OBJECTIVE
Look through the listing below and give the number of lines that hold "Generate". Say nothing more.

STORED ROWS

▼▼▼

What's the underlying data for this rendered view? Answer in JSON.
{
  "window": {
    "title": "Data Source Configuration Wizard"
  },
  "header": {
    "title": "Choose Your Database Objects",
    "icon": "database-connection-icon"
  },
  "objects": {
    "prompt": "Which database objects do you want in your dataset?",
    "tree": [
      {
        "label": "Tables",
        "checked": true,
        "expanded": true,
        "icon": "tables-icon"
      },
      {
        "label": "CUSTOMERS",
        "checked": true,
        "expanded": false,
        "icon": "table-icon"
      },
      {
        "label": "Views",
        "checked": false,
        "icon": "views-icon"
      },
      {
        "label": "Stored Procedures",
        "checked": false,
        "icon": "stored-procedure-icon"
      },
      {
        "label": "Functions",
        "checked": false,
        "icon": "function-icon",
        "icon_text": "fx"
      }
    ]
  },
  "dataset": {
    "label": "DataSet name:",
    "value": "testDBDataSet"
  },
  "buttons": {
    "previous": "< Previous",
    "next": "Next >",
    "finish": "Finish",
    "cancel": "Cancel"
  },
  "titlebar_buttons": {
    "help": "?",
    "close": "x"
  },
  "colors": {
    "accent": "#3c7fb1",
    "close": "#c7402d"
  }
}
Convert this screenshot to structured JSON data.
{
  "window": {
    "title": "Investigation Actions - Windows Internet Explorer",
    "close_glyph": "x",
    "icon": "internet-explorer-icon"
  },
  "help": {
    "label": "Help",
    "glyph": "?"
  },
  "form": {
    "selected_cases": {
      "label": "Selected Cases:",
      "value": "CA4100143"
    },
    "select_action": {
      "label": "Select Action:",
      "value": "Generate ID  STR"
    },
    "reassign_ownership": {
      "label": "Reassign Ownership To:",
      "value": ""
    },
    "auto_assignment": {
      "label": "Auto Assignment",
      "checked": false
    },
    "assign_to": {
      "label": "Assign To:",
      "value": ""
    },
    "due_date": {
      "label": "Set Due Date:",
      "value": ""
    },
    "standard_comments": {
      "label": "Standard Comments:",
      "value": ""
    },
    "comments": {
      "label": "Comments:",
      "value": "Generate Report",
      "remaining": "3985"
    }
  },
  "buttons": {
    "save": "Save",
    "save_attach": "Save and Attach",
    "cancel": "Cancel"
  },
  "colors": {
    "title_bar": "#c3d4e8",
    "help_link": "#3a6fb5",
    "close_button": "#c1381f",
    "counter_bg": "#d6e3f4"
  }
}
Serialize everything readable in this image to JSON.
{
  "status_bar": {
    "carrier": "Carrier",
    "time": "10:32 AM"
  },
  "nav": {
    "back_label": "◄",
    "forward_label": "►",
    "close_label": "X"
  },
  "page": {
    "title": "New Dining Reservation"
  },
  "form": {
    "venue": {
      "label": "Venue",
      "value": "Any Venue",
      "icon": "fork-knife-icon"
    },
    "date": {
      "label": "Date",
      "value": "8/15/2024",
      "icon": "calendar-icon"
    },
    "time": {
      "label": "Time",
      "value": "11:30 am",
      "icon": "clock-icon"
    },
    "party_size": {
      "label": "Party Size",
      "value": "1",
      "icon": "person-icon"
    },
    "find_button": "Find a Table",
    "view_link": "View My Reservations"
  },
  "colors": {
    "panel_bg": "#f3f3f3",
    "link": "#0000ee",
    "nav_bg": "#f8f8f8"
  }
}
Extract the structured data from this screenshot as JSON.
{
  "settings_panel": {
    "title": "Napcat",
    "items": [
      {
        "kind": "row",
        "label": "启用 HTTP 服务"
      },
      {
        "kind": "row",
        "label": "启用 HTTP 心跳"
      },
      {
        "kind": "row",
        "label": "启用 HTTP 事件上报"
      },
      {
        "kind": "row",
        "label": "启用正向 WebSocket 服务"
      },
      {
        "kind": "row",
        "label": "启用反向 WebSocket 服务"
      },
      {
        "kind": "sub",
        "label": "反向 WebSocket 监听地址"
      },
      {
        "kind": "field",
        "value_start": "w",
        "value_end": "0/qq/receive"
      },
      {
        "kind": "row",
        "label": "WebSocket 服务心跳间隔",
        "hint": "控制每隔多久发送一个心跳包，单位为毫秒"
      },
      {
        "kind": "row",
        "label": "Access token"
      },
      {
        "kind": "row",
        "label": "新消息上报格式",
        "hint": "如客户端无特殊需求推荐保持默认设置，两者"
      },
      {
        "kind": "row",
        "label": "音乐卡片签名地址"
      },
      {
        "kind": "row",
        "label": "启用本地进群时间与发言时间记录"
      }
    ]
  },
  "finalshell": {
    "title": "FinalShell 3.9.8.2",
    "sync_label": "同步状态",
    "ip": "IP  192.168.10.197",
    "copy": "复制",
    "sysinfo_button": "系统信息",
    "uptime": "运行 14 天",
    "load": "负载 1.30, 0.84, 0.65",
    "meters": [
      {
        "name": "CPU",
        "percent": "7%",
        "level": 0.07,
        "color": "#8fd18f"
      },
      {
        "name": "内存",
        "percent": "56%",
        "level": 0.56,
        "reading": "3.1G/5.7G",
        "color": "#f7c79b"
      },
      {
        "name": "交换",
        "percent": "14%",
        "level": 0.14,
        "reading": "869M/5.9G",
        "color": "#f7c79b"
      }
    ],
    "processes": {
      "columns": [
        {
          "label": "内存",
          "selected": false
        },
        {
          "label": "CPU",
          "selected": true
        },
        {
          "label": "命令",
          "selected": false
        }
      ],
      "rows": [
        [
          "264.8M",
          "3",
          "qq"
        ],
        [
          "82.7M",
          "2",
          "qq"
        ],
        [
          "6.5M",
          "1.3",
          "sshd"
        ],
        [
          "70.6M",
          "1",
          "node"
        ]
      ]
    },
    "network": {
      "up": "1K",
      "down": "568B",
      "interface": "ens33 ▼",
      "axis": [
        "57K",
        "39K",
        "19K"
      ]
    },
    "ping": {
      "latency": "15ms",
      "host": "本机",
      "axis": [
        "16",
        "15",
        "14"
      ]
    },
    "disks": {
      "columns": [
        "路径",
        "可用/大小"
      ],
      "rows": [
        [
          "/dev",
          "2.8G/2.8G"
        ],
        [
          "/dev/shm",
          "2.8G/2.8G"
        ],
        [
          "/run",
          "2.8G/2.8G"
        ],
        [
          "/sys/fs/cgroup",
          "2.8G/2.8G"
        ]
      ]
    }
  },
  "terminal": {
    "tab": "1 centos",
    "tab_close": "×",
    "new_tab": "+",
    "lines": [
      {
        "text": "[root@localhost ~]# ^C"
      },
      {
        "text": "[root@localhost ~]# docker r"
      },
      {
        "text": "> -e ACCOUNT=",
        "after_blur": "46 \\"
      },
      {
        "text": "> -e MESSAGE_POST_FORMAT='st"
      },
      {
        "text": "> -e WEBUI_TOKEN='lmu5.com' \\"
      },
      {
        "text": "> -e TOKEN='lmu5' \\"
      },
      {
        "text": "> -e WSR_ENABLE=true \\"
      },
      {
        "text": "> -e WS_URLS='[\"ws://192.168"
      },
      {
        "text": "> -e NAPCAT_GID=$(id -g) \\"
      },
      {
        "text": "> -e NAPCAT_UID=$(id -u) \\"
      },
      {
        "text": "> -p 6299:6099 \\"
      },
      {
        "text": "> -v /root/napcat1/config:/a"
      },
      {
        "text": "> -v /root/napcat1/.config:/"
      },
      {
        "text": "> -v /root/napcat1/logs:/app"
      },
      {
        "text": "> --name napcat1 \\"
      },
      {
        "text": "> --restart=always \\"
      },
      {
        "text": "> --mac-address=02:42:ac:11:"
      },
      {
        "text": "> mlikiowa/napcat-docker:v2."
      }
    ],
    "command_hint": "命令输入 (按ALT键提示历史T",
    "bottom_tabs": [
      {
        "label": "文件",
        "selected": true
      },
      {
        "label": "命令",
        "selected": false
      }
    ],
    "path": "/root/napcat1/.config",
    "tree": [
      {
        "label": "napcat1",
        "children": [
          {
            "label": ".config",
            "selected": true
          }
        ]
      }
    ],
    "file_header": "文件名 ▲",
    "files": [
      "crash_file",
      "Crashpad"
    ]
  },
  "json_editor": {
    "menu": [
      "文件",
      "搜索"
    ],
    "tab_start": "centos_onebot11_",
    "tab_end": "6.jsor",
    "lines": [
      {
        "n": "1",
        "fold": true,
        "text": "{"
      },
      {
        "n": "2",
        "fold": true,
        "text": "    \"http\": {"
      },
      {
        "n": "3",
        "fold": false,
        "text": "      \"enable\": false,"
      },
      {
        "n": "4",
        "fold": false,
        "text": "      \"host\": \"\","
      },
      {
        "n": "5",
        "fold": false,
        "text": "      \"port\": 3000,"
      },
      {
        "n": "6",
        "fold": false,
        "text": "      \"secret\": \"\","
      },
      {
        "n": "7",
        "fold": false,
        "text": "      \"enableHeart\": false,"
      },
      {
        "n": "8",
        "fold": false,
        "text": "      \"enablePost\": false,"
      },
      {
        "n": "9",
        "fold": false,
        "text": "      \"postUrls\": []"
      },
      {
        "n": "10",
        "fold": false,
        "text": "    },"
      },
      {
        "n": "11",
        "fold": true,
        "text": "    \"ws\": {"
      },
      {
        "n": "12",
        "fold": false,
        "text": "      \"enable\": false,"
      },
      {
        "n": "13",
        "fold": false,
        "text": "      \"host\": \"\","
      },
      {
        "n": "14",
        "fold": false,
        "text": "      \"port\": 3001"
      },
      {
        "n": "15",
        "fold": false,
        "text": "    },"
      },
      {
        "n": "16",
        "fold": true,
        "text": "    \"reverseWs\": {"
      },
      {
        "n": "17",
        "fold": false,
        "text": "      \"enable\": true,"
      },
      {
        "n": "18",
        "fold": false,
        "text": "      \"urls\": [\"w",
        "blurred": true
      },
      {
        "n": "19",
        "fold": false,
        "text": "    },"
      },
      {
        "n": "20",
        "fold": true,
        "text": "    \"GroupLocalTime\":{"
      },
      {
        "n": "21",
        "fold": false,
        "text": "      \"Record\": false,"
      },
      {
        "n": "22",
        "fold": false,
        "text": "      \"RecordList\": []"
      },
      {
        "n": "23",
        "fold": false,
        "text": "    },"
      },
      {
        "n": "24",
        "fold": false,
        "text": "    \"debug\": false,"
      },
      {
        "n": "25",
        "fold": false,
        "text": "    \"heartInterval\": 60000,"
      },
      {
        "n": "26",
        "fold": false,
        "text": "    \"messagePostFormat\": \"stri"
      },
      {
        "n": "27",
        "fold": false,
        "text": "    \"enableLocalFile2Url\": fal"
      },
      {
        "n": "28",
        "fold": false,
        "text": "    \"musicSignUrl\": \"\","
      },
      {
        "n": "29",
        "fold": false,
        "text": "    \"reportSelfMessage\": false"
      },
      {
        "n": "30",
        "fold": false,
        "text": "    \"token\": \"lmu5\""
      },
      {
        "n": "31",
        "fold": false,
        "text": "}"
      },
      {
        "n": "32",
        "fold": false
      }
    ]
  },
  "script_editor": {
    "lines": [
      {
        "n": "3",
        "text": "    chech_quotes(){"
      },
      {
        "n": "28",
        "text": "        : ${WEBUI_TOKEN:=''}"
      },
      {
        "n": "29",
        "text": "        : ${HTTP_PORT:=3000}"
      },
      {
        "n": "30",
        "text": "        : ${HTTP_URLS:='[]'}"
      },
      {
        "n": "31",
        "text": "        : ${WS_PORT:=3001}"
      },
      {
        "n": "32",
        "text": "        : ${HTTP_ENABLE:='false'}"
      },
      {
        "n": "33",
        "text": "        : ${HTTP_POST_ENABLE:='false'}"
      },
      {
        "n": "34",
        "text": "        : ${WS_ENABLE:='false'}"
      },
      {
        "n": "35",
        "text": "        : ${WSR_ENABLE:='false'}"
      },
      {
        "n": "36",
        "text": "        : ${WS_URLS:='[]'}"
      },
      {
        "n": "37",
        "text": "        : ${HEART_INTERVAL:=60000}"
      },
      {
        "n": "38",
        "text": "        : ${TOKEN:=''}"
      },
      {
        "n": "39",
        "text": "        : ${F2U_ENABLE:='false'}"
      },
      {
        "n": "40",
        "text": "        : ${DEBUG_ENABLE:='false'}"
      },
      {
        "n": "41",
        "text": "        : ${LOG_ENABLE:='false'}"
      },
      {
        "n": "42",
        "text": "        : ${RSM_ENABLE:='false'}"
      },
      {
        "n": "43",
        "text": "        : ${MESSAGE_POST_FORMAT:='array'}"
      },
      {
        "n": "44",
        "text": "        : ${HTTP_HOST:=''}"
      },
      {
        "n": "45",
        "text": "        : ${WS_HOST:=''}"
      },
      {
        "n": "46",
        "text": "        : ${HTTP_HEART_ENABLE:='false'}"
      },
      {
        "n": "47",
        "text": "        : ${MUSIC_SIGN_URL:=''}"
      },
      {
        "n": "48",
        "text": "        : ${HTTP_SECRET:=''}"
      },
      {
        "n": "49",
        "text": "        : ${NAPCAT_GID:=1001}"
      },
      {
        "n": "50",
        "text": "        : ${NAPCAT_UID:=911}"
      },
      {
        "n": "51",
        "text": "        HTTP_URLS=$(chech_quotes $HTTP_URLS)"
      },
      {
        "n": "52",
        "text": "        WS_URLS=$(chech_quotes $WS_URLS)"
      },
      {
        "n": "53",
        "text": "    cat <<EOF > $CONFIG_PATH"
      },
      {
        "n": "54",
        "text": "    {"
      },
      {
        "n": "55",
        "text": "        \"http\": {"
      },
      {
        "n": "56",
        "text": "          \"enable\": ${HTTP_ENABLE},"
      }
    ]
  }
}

▲▲▲

WRITTEN SOLUTION
2